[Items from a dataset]
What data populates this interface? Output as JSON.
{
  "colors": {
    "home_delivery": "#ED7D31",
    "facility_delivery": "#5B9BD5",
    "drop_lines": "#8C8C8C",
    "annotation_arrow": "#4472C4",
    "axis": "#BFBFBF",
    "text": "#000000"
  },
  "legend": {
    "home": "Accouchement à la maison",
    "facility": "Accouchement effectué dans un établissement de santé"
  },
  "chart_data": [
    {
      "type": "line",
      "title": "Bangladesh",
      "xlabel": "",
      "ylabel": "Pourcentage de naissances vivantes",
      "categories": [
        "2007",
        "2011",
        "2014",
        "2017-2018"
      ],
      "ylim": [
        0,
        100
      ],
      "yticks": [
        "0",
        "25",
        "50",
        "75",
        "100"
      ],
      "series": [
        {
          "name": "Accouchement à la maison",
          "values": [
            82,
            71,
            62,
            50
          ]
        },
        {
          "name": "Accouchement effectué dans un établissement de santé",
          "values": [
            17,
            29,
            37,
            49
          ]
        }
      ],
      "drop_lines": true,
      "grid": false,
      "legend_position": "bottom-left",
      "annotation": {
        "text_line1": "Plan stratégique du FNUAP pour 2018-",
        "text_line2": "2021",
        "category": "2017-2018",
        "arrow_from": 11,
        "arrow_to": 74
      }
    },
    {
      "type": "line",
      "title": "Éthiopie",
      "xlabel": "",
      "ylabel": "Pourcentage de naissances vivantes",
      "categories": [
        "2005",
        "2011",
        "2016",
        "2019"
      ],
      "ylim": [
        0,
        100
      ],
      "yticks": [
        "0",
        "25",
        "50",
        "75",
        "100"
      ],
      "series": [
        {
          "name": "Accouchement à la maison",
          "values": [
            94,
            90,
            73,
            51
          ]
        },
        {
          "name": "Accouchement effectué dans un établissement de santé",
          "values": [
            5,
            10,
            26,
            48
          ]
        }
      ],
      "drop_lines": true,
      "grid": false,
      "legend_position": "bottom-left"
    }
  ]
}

● Directions for this task
Tell how many lines above contain the word "left". Give the number alone.

● Answer to this problem
2